◆ Instruction
Locate all lines with the word "core". Copy them.
Start Information supplied
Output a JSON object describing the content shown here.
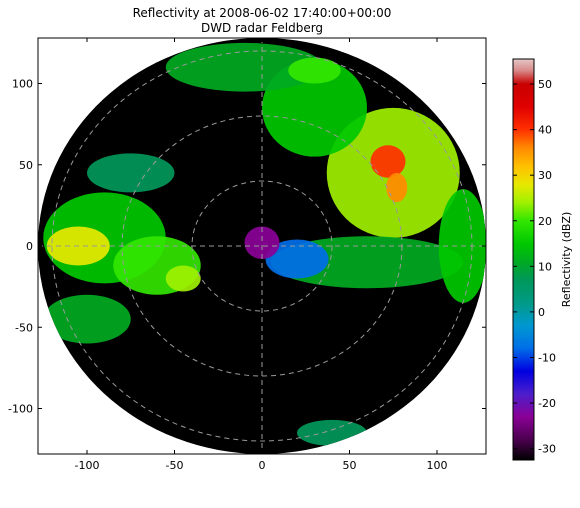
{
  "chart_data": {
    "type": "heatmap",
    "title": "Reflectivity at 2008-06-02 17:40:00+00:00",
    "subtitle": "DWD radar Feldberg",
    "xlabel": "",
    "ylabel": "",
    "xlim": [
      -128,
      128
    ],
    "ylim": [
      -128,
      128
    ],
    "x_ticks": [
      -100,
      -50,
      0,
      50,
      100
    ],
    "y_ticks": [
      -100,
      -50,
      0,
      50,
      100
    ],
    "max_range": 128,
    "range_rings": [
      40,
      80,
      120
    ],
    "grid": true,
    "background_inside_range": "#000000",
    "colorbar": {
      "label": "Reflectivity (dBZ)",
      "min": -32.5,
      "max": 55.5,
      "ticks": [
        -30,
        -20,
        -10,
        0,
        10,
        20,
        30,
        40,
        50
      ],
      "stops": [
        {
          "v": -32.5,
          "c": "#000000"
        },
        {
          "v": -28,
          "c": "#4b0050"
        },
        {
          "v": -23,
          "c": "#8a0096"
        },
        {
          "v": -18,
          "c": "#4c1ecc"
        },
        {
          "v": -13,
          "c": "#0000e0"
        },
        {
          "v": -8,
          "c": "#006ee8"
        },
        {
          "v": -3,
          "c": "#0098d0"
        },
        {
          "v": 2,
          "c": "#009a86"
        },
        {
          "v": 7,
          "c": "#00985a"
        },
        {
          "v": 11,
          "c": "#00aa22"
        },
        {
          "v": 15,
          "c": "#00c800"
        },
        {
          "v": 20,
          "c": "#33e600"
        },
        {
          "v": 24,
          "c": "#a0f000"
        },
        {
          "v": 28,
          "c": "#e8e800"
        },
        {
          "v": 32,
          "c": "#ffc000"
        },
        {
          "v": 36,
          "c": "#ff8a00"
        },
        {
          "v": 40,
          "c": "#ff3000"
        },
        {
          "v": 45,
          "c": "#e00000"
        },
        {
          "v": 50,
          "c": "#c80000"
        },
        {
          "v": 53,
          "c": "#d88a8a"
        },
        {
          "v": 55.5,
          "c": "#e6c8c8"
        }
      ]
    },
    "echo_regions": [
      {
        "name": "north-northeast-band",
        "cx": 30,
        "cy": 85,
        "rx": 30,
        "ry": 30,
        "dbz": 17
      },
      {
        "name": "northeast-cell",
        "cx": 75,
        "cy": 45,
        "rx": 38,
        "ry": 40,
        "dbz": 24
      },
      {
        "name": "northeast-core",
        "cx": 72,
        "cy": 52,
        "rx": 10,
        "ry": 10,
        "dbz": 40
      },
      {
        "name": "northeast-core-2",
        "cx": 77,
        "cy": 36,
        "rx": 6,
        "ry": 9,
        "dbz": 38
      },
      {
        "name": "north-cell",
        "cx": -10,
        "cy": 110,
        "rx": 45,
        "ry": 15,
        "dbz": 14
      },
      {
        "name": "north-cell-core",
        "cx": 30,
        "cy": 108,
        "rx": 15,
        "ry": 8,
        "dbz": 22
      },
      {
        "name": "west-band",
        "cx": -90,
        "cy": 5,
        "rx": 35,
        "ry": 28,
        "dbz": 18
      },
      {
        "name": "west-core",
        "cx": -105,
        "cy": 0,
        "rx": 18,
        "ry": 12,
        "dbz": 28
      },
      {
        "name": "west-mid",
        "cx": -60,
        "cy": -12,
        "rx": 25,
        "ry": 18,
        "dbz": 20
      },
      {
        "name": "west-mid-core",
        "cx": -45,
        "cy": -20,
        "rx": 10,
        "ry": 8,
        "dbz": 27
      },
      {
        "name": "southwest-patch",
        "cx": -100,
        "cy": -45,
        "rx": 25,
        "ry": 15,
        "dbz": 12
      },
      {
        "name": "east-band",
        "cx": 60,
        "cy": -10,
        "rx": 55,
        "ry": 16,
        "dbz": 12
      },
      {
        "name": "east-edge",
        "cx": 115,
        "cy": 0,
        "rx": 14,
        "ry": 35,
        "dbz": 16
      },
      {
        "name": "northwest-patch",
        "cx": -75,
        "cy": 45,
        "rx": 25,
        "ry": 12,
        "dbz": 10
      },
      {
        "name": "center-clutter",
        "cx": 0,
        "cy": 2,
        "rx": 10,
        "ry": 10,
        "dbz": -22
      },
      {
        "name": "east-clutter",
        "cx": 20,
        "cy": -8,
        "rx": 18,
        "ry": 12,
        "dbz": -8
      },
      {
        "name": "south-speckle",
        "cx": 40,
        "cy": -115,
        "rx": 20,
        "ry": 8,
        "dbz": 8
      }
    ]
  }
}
End Information supplied
◆ Finished answer
        "name": "northeast-core",
        "name": "northeast-core-2",
        "name": "north-cell-core",
        "name": "west-core",
        "name": "west-mid-core",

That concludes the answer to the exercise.